**EXTRACTED ENTRIES**:
----------------------------------------

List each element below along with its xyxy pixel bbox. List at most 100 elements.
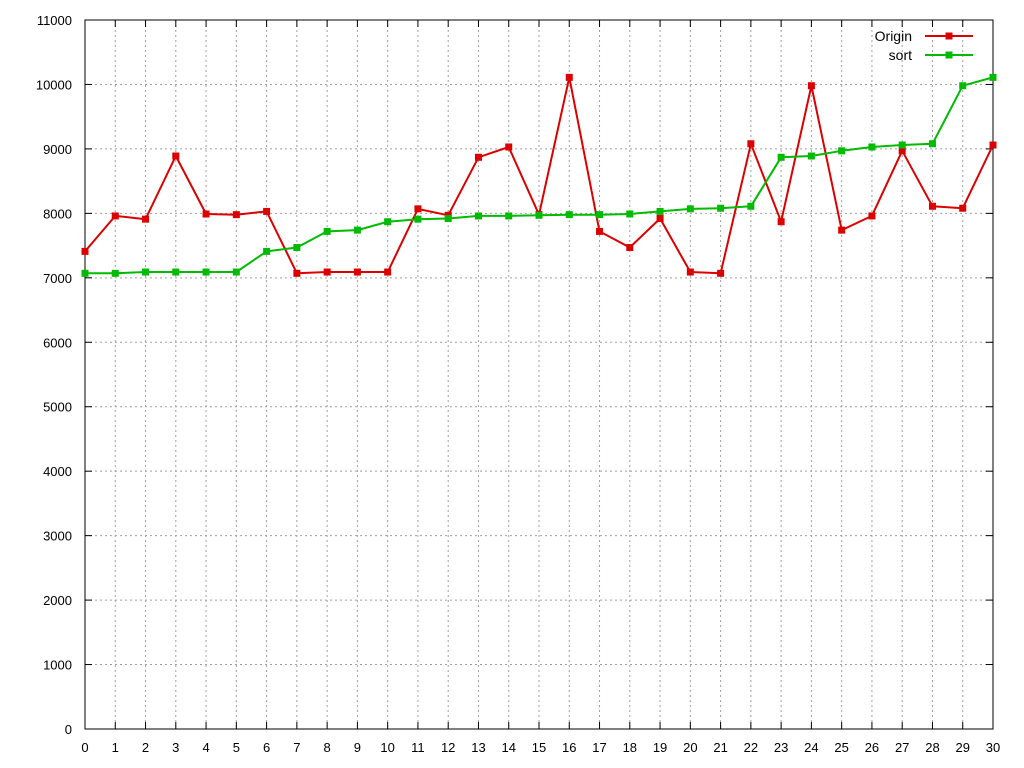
- x-tick-label: 9: [354, 740, 361, 755]
- y-tick-label: 5000: [43, 400, 72, 415]
- y-tick-label: 6000: [43, 335, 72, 350]
- data-point-sort: [565, 211, 573, 219]
- data-point-origin: [959, 204, 967, 212]
- data-point-sort: [263, 247, 271, 255]
- data-point-origin: [565, 73, 573, 81]
- y-tick-label: 1000: [43, 658, 72, 673]
- data-point-sort: [747, 202, 755, 210]
- data-point-sort: [868, 143, 876, 151]
- data-point-sort: [444, 215, 452, 223]
- data-point-sort: [898, 141, 906, 149]
- data-point-sort: [656, 207, 664, 215]
- x-tick-label: 29: [955, 740, 969, 755]
- x-tick-label: 30: [986, 740, 1000, 755]
- axis-ticks: 0 1000 2000 3000 4000 5000 6000 7000 8000 9000 100…: [36, 13, 1000, 755]
- data-point-sort: [293, 244, 301, 252]
- x-tick-label: 23: [774, 740, 788, 755]
- x-tick-label: 8: [324, 740, 331, 755]
- data-point-sort: [928, 140, 936, 148]
- data-point-origin: [384, 268, 392, 276]
- legend-label-sort: sort: [889, 47, 912, 63]
- data-point-origin: [111, 212, 119, 220]
- x-tick-label: 5: [233, 740, 240, 755]
- data-point-origin: [505, 143, 513, 151]
- x-tick-label: 15: [532, 740, 546, 755]
- x-tick-label: 21: [713, 740, 727, 755]
- data-point-sort: [232, 268, 240, 276]
- data-point-sort: [686, 205, 694, 213]
- x-tick-label: 24: [804, 740, 818, 755]
- data-point-origin: [928, 202, 936, 210]
- x-tick-label: 18: [623, 740, 637, 755]
- data-point-origin: [596, 227, 604, 235]
- x-tick-label: 10: [380, 740, 394, 755]
- data-point-origin: [353, 268, 361, 276]
- y-tick-label: 4000: [43, 464, 72, 479]
- x-tick-label: 13: [471, 740, 485, 755]
- data-point-origin: [656, 215, 664, 223]
- legend: Origin sort: [875, 28, 973, 63]
- data-point-origin: [807, 82, 815, 90]
- data-point-sort: [777, 153, 785, 161]
- x-tick-label: 6: [263, 740, 270, 755]
- x-tick-label: 27: [895, 740, 909, 755]
- data-point-sort: [717, 204, 725, 212]
- x-tick-label: 12: [441, 740, 455, 755]
- data-point-sort: [111, 269, 119, 277]
- data-point-origin: [777, 218, 785, 226]
- data-point-origin: [474, 153, 482, 161]
- x-tick-label: 16: [562, 740, 576, 755]
- data-point-origin: [232, 211, 240, 219]
- x-tick-label: 22: [744, 740, 758, 755]
- x-tick-label: 2: [142, 740, 149, 755]
- data-point-origin: [717, 269, 725, 277]
- y-tick-label: 2000: [43, 593, 72, 608]
- y-tick-label: 9000: [43, 142, 72, 157]
- data-point-sort: [807, 152, 815, 160]
- data-point-origin: [989, 141, 997, 149]
- data-point-sort: [142, 268, 150, 276]
- data-point-origin: [747, 140, 755, 148]
- data-point-sort: [626, 210, 634, 218]
- series-layer: [81, 73, 997, 277]
- x-tick-label: 14: [501, 740, 515, 755]
- x-tick-label: 26: [865, 740, 879, 755]
- data-point-origin: [626, 244, 634, 252]
- x-tick-label: 3: [172, 740, 179, 755]
- data-point-origin: [142, 215, 150, 223]
- x-tick-label: 19: [653, 740, 667, 755]
- data-point-origin: [686, 268, 694, 276]
- y-tick-label: 10000: [36, 77, 72, 92]
- data-point-sort: [202, 268, 210, 276]
- x-tick-label: 11: [411, 740, 425, 755]
- data-point-origin: [172, 152, 180, 160]
- y-tick-label: 0: [65, 722, 72, 737]
- data-point-sort: [989, 73, 997, 81]
- data-point-origin: [838, 226, 846, 234]
- x-tick-label: 25: [834, 740, 848, 755]
- data-point-sort: [323, 227, 331, 235]
- y-tick-label: 11000: [37, 13, 72, 28]
- x-tick-label: 4: [202, 740, 209, 755]
- data-point-origin: [293, 269, 301, 277]
- y-tick-label: 3000: [43, 529, 72, 544]
- data-point-origin: [898, 147, 906, 155]
- grid: [85, 20, 993, 729]
- data-point-sort: [505, 212, 513, 220]
- x-tick-label: 17: [592, 740, 606, 755]
- data-point-sort: [353, 226, 361, 234]
- legend-label-origin: Origin: [875, 28, 912, 44]
- data-point-origin: [263, 207, 271, 215]
- data-point-sort: [384, 218, 392, 226]
- y-tick-label: 7000: [43, 271, 72, 286]
- plot-frame: [84, 19, 994, 730]
- legend-marker-origin: [945, 32, 953, 40]
- data-point-origin: [81, 247, 89, 255]
- data-point-origin: [202, 210, 210, 218]
- y-tick-label: 8000: [43, 206, 72, 221]
- data-point-sort: [414, 215, 422, 223]
- data-point-sort: [535, 211, 543, 219]
- data-point-origin: [868, 212, 876, 220]
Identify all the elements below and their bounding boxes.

----------------------------------------

**THE EXERCISE**:
Copy out all the items again, putting "data-point-sorted" in place of every "data-point-sort" and changing nothing else. Leave the pictures out.

**EXERCISE SOLUTION**:
List each element below along with its xyxy pixel bbox. List at most 100 elements.
- x-tick-label: 9: [354, 740, 361, 755]
- y-tick-label: 5000: [43, 400, 72, 415]
- y-tick-label: 6000: [43, 335, 72, 350]
- data-point-sorted: [565, 211, 573, 219]
- data-point-origin: [959, 204, 967, 212]
- data-point-sorted: [263, 247, 271, 255]
- data-point-origin: [565, 73, 573, 81]
- y-tick-label: 1000: [43, 658, 72, 673]
- data-point-sorted: [747, 202, 755, 210]
- data-point-sorted: [868, 143, 876, 151]
- data-point-sorted: [444, 215, 452, 223]
- data-point-sorted: [898, 141, 906, 149]
- data-point-sorted: [656, 207, 664, 215]
- x-tick-label: 29: [955, 740, 969, 755]
- x-tick-label: 30: [986, 740, 1000, 755]
- axis-ticks: 0 1000 2000 3000 4000 5000 6000 7000 8000 9000 100…: [36, 13, 1000, 755]
- data-point-sorted: [293, 244, 301, 252]
- x-tick-label: 23: [774, 740, 788, 755]
- x-tick-label: 8: [324, 740, 331, 755]
- data-point-sorted: [928, 140, 936, 148]
- data-point-origin: [384, 268, 392, 276]
- legend-label-sort: sort: [889, 47, 912, 63]
- data-point-origin: [111, 212, 119, 220]
- x-tick-label: 5: [233, 740, 240, 755]
- data-point-origin: [505, 143, 513, 151]
- x-tick-label: 15: [532, 740, 546, 755]
- x-tick-label: 21: [713, 740, 727, 755]
- data-point-sorted: [232, 268, 240, 276]
- data-point-sorted: [686, 205, 694, 213]
- x-tick-label: 24: [804, 740, 818, 755]
- data-point-origin: [928, 202, 936, 210]
- x-tick-label: 18: [623, 740, 637, 755]
- data-point-origin: [596, 227, 604, 235]
- x-tick-label: 10: [380, 740, 394, 755]
- data-point-origin: [353, 268, 361, 276]
- y-tick-label: 4000: [43, 464, 72, 479]
- x-tick-label: 13: [471, 740, 485, 755]
- data-point-origin: [656, 215, 664, 223]
- legend: Origin sort: [875, 28, 973, 63]
- data-point-origin: [807, 82, 815, 90]
- data-point-sorted: [777, 153, 785, 161]
- x-tick-label: 6: [263, 740, 270, 755]
- x-tick-label: 27: [895, 740, 909, 755]
- data-point-sorted: [717, 204, 725, 212]
- x-tick-label: 12: [441, 740, 455, 755]
- data-point-sorted: [111, 269, 119, 277]
- data-point-origin: [777, 218, 785, 226]
- data-point-origin: [474, 153, 482, 161]
- x-tick-label: 16: [562, 740, 576, 755]
- data-point-origin: [232, 211, 240, 219]
- x-tick-label: 22: [744, 740, 758, 755]
- x-tick-label: 2: [142, 740, 149, 755]
- data-point-origin: [717, 269, 725, 277]
- y-tick-label: 2000: [43, 593, 72, 608]
- y-tick-label: 9000: [43, 142, 72, 157]
- data-point-sorted: [807, 152, 815, 160]
- data-point-origin: [989, 141, 997, 149]
- data-point-sorted: [142, 268, 150, 276]
- data-point-origin: [747, 140, 755, 148]
- data-point-sorted: [626, 210, 634, 218]
- series-layer: [81, 73, 997, 277]
- x-tick-label: 14: [501, 740, 515, 755]
- x-tick-label: 26: [865, 740, 879, 755]
- data-point-origin: [626, 244, 634, 252]
- x-tick-label: 3: [172, 740, 179, 755]
- data-point-origin: [142, 215, 150, 223]
- x-tick-label: 19: [653, 740, 667, 755]
- data-point-origin: [686, 268, 694, 276]
- y-tick-label: 10000: [36, 77, 72, 92]
- data-point-sorted: [202, 268, 210, 276]
- x-tick-label: 11: [411, 740, 425, 755]
- data-point-origin: [172, 152, 180, 160]
- y-tick-label: 0: [65, 722, 72, 737]
- data-point-sorted: [989, 73, 997, 81]
- data-point-origin: [838, 226, 846, 234]
- x-tick-label: 25: [834, 740, 848, 755]
- data-point-sorted: [323, 227, 331, 235]
- y-tick-label: 11000: [37, 13, 72, 28]
- x-tick-label: 4: [202, 740, 209, 755]
- data-point-origin: [293, 269, 301, 277]
- y-tick-label: 3000: [43, 529, 72, 544]
- data-point-origin: [898, 147, 906, 155]
- grid: [85, 20, 993, 729]
- data-point-sorted: [505, 212, 513, 220]
- x-tick-label: 17: [592, 740, 606, 755]
- data-point-sorted: [353, 226, 361, 234]
- legend-label-origin: Origin: [875, 28, 912, 44]
- data-point-origin: [263, 207, 271, 215]
- data-point-sorted: [384, 218, 392, 226]
- y-tick-label: 7000: [43, 271, 72, 286]
- plot-frame: [84, 19, 994, 730]
- legend-marker-origin: [945, 32, 953, 40]
- data-point-origin: [81, 247, 89, 255]
- data-point-origin: [202, 210, 210, 218]
- y-tick-label: 8000: [43, 206, 72, 221]
- data-point-sorted: [414, 215, 422, 223]
- data-point-sorted: [535, 211, 543, 219]
- data-point-origin: [868, 212, 876, 220]
Identify all the elements below and their bounding boxes.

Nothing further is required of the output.